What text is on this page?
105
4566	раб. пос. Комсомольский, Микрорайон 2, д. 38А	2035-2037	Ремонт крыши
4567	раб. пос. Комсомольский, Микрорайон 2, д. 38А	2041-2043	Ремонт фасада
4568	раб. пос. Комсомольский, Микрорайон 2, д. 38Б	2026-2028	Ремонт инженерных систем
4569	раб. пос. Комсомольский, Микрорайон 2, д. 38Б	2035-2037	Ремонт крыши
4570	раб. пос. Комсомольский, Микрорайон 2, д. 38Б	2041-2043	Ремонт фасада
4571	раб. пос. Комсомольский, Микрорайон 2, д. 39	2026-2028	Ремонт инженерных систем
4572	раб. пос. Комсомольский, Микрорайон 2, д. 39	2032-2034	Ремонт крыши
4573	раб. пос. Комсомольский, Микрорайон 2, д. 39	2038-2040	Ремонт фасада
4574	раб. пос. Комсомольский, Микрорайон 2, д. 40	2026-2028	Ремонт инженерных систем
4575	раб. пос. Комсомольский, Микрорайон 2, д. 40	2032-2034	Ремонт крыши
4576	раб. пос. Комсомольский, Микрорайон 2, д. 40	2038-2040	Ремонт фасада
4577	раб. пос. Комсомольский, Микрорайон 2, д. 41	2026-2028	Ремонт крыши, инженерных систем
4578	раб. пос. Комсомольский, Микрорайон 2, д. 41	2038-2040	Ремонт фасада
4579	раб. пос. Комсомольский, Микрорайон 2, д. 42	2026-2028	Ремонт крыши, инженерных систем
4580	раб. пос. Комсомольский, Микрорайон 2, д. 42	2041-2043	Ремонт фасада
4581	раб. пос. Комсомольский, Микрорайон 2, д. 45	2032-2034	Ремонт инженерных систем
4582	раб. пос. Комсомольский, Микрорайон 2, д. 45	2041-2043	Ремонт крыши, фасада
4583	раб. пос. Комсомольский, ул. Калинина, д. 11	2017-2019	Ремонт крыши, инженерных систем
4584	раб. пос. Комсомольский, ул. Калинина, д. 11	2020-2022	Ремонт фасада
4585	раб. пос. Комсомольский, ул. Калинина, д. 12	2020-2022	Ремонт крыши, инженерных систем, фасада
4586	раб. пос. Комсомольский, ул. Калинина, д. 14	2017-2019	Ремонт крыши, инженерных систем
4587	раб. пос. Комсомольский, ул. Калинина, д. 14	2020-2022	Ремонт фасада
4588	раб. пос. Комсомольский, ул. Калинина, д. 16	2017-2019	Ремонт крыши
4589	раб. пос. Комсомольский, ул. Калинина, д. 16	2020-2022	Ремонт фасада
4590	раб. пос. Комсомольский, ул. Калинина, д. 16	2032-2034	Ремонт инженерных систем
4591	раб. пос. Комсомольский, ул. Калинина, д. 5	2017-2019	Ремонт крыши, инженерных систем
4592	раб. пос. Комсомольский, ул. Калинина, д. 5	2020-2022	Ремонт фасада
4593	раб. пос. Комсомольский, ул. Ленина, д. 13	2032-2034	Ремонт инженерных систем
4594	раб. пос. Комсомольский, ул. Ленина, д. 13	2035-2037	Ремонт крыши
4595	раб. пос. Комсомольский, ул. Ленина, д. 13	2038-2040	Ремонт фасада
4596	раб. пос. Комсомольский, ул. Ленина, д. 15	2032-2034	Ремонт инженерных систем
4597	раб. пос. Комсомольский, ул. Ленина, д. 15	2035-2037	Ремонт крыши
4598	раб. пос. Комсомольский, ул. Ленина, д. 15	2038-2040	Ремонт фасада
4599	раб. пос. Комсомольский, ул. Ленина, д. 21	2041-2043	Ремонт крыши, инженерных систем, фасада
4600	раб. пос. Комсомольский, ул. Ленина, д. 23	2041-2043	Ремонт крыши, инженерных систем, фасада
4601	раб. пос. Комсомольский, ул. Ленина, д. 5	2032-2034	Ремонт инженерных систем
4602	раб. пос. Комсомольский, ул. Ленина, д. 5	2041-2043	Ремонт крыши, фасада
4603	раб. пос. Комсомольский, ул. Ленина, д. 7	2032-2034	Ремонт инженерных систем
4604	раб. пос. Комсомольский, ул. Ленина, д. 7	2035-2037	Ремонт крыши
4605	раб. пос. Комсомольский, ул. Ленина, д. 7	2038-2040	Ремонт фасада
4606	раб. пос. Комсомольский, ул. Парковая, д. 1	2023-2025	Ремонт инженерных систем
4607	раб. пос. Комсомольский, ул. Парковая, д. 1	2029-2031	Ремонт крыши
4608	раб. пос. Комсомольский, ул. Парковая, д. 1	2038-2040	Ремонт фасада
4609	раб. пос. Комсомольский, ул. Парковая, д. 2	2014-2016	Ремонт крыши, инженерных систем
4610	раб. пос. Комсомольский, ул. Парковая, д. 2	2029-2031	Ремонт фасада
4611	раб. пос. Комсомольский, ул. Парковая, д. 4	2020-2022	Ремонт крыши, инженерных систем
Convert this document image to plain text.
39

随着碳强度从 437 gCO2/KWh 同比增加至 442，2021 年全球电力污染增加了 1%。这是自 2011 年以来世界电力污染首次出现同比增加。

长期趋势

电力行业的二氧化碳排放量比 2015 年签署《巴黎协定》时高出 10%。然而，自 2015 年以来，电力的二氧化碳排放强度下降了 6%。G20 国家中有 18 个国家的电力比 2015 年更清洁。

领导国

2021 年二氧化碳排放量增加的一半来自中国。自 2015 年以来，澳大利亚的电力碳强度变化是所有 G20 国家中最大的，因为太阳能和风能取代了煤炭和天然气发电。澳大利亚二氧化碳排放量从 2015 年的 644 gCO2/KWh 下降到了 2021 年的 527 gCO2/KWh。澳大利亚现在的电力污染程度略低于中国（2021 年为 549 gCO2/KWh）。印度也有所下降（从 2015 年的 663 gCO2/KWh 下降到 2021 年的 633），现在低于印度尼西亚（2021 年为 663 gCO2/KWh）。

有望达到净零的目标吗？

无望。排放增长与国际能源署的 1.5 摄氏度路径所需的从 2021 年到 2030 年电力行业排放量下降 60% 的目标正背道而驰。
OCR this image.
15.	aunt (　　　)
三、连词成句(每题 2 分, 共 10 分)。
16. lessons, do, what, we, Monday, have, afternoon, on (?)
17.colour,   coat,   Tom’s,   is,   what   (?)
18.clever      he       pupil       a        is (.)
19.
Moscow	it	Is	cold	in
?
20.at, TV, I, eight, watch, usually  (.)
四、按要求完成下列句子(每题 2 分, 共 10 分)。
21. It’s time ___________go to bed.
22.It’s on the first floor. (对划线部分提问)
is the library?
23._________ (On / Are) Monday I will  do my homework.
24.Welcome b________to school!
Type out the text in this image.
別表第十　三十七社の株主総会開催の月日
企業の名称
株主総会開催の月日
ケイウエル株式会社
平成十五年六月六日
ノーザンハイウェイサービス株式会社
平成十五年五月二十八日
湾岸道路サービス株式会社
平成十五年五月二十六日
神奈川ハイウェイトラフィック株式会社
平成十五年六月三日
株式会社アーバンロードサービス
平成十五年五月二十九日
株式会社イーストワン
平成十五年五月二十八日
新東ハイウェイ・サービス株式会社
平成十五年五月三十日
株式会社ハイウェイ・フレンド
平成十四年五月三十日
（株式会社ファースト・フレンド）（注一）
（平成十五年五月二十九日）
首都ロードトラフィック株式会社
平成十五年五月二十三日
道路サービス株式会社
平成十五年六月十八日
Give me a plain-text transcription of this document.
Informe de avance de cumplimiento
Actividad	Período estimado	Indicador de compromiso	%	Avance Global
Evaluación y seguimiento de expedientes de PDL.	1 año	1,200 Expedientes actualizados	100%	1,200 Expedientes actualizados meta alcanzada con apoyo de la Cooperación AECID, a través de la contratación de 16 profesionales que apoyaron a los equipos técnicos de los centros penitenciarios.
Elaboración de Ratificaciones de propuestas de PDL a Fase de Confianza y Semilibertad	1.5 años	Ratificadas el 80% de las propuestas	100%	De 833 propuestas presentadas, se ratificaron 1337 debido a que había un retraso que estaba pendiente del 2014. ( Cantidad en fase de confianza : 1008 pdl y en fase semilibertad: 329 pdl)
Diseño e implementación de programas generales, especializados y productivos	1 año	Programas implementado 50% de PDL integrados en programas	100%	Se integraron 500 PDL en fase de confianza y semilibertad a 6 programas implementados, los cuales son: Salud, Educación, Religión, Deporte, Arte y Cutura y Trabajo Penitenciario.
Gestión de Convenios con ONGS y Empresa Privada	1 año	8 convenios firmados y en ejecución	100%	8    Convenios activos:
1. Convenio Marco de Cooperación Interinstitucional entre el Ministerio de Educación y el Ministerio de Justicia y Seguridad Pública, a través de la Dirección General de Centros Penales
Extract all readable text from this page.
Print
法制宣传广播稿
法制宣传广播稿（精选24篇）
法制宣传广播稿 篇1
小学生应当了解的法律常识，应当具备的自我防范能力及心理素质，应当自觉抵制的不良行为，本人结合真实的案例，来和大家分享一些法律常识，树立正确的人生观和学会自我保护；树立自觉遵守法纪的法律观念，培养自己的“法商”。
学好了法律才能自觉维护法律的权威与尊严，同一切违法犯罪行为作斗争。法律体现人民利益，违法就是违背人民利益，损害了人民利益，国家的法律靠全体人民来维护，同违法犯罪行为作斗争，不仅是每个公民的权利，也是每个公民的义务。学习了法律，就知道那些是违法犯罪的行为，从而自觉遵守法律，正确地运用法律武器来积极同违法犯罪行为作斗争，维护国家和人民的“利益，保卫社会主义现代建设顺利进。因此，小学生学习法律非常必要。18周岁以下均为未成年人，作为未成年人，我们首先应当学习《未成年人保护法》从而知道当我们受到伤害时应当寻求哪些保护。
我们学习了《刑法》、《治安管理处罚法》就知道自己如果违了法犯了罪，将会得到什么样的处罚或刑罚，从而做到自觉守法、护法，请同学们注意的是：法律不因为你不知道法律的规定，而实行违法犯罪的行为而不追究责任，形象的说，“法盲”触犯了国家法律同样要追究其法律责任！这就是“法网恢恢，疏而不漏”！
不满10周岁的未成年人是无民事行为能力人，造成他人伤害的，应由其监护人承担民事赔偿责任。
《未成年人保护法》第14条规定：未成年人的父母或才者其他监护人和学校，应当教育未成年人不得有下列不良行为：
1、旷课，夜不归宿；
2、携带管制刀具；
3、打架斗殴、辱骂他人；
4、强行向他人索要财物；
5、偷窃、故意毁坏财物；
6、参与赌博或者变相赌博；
****
Task statement: The required answer is a single number: the count of lines in the entries that hold the string "image".

Output for this exercise: 3